─── DATASET RECORDS

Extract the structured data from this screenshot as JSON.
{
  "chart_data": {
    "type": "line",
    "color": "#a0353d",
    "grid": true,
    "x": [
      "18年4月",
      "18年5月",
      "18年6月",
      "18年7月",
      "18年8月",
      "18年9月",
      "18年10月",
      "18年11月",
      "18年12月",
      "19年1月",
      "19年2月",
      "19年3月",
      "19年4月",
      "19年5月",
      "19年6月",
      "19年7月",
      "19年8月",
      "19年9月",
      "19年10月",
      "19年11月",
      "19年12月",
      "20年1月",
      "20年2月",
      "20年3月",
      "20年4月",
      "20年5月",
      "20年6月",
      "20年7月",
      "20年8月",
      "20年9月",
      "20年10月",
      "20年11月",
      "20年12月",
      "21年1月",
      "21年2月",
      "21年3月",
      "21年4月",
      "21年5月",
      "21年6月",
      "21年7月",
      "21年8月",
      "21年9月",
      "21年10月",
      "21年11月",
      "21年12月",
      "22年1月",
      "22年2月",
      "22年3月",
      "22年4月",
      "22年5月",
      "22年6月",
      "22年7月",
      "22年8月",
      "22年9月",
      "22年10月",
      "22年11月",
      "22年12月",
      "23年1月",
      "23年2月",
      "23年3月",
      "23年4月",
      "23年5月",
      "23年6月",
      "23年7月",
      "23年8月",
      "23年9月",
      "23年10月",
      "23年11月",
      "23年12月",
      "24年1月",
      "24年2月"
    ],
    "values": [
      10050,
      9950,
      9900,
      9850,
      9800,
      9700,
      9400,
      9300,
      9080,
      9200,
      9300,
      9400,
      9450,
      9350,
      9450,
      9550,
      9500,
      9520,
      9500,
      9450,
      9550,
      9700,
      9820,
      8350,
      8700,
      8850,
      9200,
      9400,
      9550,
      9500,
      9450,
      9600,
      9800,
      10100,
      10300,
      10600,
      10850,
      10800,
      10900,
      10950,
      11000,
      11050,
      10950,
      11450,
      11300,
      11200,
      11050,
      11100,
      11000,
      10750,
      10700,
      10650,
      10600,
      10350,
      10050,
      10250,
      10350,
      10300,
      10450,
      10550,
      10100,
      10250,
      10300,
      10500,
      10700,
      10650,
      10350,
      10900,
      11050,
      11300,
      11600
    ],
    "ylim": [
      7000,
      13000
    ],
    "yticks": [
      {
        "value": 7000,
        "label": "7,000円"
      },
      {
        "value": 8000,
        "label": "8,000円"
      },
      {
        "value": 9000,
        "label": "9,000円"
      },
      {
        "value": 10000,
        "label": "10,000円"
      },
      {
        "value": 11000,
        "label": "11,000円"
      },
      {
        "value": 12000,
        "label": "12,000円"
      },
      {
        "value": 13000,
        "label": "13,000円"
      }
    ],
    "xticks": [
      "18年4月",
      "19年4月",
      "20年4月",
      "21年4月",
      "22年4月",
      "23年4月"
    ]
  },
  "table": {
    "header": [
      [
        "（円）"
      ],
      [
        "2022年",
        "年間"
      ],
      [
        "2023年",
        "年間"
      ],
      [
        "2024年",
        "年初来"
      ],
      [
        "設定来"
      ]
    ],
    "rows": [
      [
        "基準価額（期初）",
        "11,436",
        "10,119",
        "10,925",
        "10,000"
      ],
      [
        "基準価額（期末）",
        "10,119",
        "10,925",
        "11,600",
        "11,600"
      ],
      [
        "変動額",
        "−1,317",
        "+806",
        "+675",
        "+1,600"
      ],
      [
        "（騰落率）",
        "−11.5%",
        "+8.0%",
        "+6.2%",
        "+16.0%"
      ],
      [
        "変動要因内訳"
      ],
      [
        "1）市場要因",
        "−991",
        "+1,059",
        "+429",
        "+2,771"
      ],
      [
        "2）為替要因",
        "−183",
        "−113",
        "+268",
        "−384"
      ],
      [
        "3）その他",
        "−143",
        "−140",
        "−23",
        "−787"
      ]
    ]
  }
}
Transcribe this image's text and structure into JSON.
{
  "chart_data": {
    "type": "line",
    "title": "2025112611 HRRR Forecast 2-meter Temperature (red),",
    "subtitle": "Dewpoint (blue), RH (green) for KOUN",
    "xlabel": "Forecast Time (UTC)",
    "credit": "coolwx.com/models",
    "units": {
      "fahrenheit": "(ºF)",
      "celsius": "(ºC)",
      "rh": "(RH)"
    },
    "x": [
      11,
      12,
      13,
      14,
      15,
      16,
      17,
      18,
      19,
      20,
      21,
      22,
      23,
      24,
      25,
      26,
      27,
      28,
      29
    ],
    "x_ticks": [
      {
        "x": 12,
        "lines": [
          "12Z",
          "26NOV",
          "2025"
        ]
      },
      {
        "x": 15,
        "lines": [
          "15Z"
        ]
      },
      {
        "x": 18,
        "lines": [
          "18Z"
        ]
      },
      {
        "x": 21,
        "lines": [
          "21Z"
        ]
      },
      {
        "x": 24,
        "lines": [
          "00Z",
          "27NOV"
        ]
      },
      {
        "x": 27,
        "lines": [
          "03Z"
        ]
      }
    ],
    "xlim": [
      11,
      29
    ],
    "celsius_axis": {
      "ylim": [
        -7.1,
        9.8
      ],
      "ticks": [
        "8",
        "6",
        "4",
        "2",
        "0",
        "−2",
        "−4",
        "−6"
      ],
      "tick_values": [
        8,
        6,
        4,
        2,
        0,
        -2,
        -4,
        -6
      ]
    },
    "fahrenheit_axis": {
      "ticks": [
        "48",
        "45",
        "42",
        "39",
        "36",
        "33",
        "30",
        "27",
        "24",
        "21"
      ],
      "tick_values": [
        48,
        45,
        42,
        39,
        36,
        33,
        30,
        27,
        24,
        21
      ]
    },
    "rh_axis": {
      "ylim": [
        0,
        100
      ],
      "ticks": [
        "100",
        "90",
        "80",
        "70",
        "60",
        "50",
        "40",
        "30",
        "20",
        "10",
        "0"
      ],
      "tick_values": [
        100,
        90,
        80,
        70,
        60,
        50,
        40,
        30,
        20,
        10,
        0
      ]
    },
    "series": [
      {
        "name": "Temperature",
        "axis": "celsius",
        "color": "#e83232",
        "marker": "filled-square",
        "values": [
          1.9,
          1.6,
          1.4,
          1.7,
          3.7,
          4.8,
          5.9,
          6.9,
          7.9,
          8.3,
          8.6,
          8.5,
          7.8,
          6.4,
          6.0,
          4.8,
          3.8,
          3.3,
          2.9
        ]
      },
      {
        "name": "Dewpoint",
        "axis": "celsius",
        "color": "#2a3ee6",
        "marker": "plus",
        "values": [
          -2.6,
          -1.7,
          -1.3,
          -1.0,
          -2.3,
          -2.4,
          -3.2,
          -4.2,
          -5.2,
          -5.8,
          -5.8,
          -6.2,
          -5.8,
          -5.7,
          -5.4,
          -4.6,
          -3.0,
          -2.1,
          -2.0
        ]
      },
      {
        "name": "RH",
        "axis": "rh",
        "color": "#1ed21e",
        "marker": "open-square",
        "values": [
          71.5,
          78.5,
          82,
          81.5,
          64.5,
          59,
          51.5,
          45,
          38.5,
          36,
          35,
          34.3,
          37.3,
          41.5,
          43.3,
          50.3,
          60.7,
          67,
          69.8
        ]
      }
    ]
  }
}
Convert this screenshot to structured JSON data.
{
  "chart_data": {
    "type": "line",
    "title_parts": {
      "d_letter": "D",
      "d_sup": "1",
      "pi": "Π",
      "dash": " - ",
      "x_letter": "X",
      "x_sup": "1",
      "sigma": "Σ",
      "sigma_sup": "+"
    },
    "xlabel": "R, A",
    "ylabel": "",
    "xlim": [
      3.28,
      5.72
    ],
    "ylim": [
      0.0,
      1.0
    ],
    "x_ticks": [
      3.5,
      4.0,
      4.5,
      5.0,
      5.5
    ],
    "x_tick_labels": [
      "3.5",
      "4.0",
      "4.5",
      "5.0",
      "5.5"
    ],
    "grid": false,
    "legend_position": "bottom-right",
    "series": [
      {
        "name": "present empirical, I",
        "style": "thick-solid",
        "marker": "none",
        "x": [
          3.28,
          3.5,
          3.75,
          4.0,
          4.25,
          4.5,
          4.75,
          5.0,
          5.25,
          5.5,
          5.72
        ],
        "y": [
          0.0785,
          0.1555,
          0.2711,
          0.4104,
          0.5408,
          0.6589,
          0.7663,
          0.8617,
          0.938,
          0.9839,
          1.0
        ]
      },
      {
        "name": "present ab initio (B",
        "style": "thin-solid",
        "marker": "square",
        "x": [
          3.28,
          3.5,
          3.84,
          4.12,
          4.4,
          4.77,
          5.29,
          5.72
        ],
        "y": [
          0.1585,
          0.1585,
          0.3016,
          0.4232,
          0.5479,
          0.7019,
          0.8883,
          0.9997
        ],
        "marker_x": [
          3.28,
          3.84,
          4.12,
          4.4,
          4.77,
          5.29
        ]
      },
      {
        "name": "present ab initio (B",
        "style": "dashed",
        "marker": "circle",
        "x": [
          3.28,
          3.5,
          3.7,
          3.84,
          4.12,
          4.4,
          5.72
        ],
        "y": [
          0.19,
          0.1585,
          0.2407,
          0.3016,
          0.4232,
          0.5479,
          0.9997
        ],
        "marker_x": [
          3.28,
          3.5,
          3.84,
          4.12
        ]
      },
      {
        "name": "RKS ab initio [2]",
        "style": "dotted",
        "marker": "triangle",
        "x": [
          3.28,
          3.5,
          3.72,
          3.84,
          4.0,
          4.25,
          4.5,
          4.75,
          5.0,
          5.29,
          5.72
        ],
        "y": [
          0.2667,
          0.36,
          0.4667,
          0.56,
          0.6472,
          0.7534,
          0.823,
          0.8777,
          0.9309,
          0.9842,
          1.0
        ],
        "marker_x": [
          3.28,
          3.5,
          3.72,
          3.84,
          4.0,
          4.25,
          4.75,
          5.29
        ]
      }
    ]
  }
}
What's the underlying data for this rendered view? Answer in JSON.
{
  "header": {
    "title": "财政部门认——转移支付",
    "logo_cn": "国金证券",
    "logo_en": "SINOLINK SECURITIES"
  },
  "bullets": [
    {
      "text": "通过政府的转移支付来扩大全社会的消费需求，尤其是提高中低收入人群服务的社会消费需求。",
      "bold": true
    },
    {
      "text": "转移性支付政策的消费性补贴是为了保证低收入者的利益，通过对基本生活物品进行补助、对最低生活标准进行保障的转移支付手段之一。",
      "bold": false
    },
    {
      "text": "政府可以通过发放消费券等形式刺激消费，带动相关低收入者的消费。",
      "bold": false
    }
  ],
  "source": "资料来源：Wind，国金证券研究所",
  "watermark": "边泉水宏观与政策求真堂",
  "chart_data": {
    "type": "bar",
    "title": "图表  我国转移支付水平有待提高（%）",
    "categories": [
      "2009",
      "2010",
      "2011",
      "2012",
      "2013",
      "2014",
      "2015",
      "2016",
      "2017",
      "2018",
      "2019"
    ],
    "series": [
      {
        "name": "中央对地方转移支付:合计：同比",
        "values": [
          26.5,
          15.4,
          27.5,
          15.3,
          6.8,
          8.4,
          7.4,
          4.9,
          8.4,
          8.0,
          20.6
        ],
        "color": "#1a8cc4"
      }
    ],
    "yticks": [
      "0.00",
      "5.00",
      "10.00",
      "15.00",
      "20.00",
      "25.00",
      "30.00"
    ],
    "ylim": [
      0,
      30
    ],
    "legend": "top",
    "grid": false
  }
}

──────

### [WHAT TO PRODUCE]
In the listing, find all lines with the string "structured" and copy them.

### [FINISHED TASK]
Extract the structured data from this screenshot as JSON.
Convert this screenshot to structured JSON data.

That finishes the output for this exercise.